→ TASK TO CARRY OUT: Reproduce all entries precisely, down to the last character.

####

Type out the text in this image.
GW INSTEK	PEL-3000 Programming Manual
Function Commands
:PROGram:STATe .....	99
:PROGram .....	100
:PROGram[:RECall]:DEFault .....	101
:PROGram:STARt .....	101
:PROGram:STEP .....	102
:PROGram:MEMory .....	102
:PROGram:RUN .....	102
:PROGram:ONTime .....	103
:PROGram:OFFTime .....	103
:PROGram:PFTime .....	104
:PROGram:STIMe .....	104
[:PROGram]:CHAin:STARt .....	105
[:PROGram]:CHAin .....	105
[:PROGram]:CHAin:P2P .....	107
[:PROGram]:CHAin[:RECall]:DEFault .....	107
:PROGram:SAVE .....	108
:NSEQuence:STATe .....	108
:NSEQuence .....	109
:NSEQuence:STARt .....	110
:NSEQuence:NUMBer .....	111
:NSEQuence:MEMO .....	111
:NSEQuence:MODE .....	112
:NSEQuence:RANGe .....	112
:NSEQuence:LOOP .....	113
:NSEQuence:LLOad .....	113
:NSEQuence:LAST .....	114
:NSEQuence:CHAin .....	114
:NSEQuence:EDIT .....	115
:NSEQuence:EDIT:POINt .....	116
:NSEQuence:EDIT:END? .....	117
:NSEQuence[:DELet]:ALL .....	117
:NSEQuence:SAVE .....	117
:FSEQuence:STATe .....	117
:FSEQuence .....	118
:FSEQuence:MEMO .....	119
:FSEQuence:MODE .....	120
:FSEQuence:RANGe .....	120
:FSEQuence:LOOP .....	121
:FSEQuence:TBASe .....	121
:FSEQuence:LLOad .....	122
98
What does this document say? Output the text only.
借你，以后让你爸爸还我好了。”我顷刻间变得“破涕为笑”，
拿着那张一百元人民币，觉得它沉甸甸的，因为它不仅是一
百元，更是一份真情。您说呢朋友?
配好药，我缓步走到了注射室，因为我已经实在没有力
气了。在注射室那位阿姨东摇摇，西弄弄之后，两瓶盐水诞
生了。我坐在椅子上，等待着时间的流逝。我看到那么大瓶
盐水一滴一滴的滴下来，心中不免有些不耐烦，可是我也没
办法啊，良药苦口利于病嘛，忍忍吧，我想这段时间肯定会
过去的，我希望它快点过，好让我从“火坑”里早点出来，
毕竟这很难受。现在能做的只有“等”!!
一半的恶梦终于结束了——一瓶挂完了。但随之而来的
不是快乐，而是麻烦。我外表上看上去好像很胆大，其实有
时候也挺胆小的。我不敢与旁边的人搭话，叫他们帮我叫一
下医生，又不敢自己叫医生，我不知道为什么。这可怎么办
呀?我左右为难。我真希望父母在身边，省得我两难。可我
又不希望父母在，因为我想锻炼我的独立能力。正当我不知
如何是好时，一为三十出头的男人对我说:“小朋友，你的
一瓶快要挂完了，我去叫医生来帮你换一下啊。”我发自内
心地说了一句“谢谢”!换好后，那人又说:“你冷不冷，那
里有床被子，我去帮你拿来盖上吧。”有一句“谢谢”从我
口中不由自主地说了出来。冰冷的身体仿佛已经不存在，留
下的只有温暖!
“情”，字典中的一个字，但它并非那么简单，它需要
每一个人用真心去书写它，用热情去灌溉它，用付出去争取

####

→ RESULT OF THE TASK:
Type out the text in this image.
GW INSTEK	PEL-3000 Programming Manual
Function Commands
:PROGram:STATe .....	99
:PROGram .....	100
:PROGram[:RECall]:DEFault .....	101
:PROGram:STARt .....	101
:PROGram:STEP .....	102
:PROGram:MEMory .....	102
:PROGram:RUN .....	102
:PROGram:ONTime .....	103
:PROGram:OFFTime .....	103
:PROGram:PFTime .....	104
:PROGram:STIMe .....	104
[:PROGram]:CHAin:STARt .....	105
[:PROGram]:CHAin .....	105
[:PROGram]:CHAin:P2P .....	107
[:PROGram]:CHAin[:RECall]:DEFault .....	107
:PROGram:SAVE .....	108
:NSEQuence:STATe .....	108
:NSEQuence .....	109
:NSEQuence:STARt .....	110
:NSEQuence:NUMBer .....	111
:NSEQuence:MEMO .....	111
:NSEQuence:MODE .....	112
:NSEQuence:RANGe .....	112
:NSEQuence:LOOP .....	113
:NSEQuence:LLOad .....	113
:NSEQuence:LAST .....	114
:NSEQuence:CHAin .....	114
:NSEQuence:EDIT .....	115
:NSEQuence:EDIT:POINt .....	116
:NSEQuence:EDIT:END? .....	117
:NSEQuence[:DELet]:ALL .....	117
:NSEQuence:SAVE .....	117
:FSEQuence:STATe .....	117
:FSEQuence .....	118
:FSEQuence:MEMO .....	119
:FSEQuence:MODE .....	120
:FSEQuence:RANGe .....	120
:FSEQuence:LOOP .....	121
:FSEQuence:TBASe .....	121
:FSEQuence:LLOad .....	122
98
What does this document say? Output the text only.
借你，以后让你爸爸还我好了。”我顷刻间变得“破涕为笑”，
拿着那张一百元人民币，觉得它沉甸甸的，因为它不仅是一
百元，更是一份真情。您说呢朋友?
配好药，我缓步走到了注射室，因为我已经实在没有力
气了。在注射室那位阿姨东摇摇，西弄弄之后，两瓶盐水诞
生了。我坐在椅子上，等待着时间的流逝。我看到那么大瓶
盐水一滴一滴的滴下来，心中不免有些不耐烦，可是我也没
办法啊，良药苦口利于病嘛，忍忍吧，我想这段时间肯定会
过去的，我希望它快点过，好让我从“火坑”里早点出来，
毕竟这很难受。现在能做的只有“等”!!
一半的恶梦终于结束了——一瓶挂完了。但随之而来的
不是快乐，而是麻烦。我外表上看上去好像很胆大，其实有
时候也挺胆小的。我不敢与旁边的人搭话，叫他们帮我叫一
下医生，又不敢自己叫医生，我不知道为什么。这可怎么办
呀?我左右为难。我真希望父母在身边，省得我两难。可我
又不希望父母在，因为我想锻炼我的独立能力。正当我不知
如何是好时，一为三十出头的男人对我说:“小朋友，你的
一瓶快要挂完了，我去叫医生来帮你换一下啊。”我发自内
心地说了一句“谢谢”!换好后，那人又说:“你冷不冷，那
里有床被子，我去帮你拿来盖上吧。”有一句“谢谢”从我
口中不由自主地说了出来。冰冷的身体仿佛已经不存在，留
下的只有温暖!
“情”，字典中的一个字，但它并非那么简单，它需要
每一个人用真心去书写它，用热情去灌溉它，用付出去争取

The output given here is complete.